**Exercise directions:**
Select from the data all lines with the word "JSON".

-- BEGIN Data provided --

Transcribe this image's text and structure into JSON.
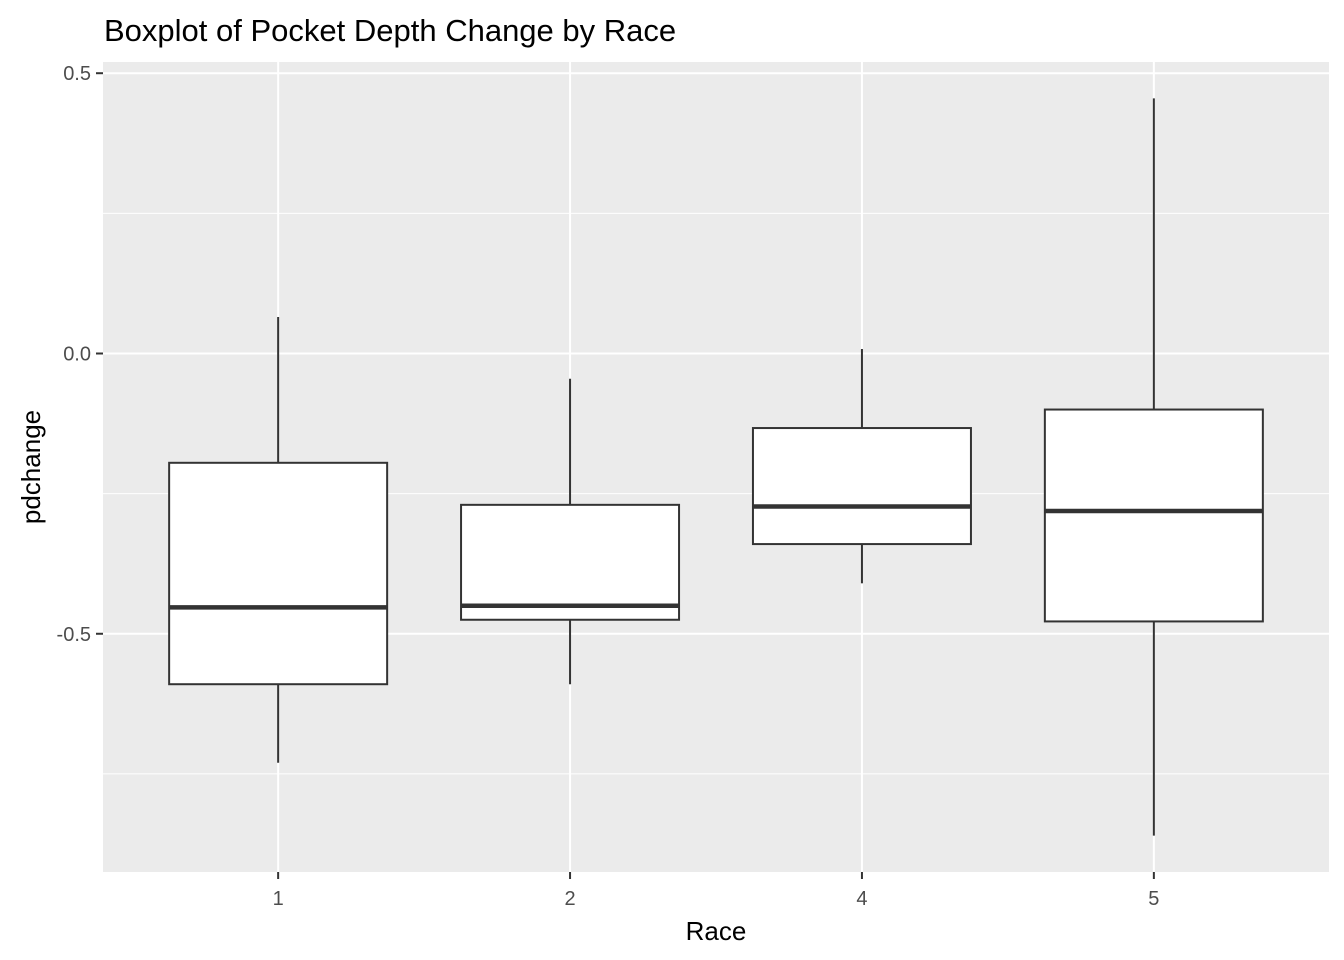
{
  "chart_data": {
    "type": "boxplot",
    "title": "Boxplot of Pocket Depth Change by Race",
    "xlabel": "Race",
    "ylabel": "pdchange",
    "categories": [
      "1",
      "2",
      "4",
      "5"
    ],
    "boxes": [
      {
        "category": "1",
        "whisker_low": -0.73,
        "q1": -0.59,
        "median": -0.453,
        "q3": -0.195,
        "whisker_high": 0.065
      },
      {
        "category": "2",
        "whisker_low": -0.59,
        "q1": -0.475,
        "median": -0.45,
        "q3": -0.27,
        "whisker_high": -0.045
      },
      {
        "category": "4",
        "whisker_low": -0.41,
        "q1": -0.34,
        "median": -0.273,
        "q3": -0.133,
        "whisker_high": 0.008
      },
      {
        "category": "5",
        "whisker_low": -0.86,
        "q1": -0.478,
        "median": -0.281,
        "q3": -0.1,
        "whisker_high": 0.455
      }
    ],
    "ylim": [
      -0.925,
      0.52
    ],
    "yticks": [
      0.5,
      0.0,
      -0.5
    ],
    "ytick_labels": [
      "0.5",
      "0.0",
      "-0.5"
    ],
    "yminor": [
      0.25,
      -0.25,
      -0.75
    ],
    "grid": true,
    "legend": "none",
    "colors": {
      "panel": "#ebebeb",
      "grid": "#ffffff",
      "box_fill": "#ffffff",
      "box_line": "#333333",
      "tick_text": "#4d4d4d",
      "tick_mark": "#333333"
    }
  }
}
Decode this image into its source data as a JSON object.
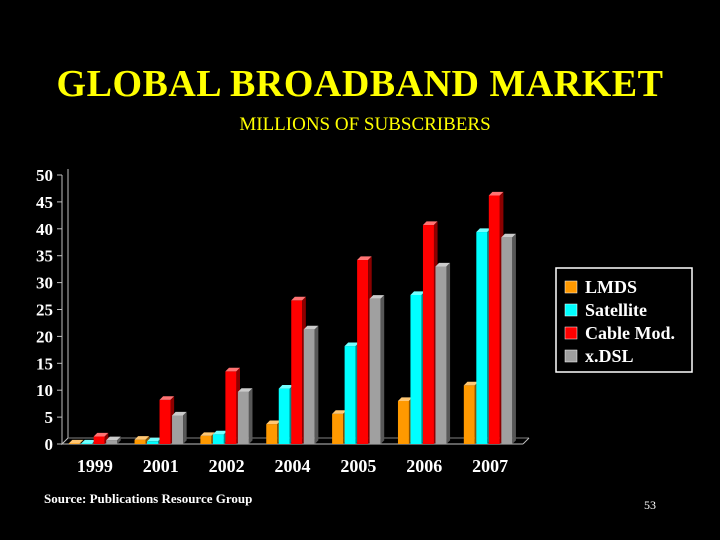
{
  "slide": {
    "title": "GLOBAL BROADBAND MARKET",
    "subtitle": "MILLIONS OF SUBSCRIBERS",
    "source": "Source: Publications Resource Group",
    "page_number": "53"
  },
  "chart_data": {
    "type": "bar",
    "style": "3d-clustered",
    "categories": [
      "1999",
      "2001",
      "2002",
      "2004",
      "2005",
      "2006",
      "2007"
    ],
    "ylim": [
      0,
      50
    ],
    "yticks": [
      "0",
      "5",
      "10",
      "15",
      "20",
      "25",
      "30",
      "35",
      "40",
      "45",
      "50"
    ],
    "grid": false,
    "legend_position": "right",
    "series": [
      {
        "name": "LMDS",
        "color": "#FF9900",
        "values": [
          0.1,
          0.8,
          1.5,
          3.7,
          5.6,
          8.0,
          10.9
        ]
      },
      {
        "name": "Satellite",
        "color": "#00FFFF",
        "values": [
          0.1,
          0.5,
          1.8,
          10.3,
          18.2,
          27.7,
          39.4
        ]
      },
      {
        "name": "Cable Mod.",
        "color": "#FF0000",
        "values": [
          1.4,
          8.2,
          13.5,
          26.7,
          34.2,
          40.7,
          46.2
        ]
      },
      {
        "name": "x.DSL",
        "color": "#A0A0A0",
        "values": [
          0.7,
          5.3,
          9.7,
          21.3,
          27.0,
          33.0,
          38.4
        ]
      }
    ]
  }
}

-- END Data provided --

**Worked answer:**
Transcribe this image's text and structure into JSON.
Decode this image into its source data as a JSON object.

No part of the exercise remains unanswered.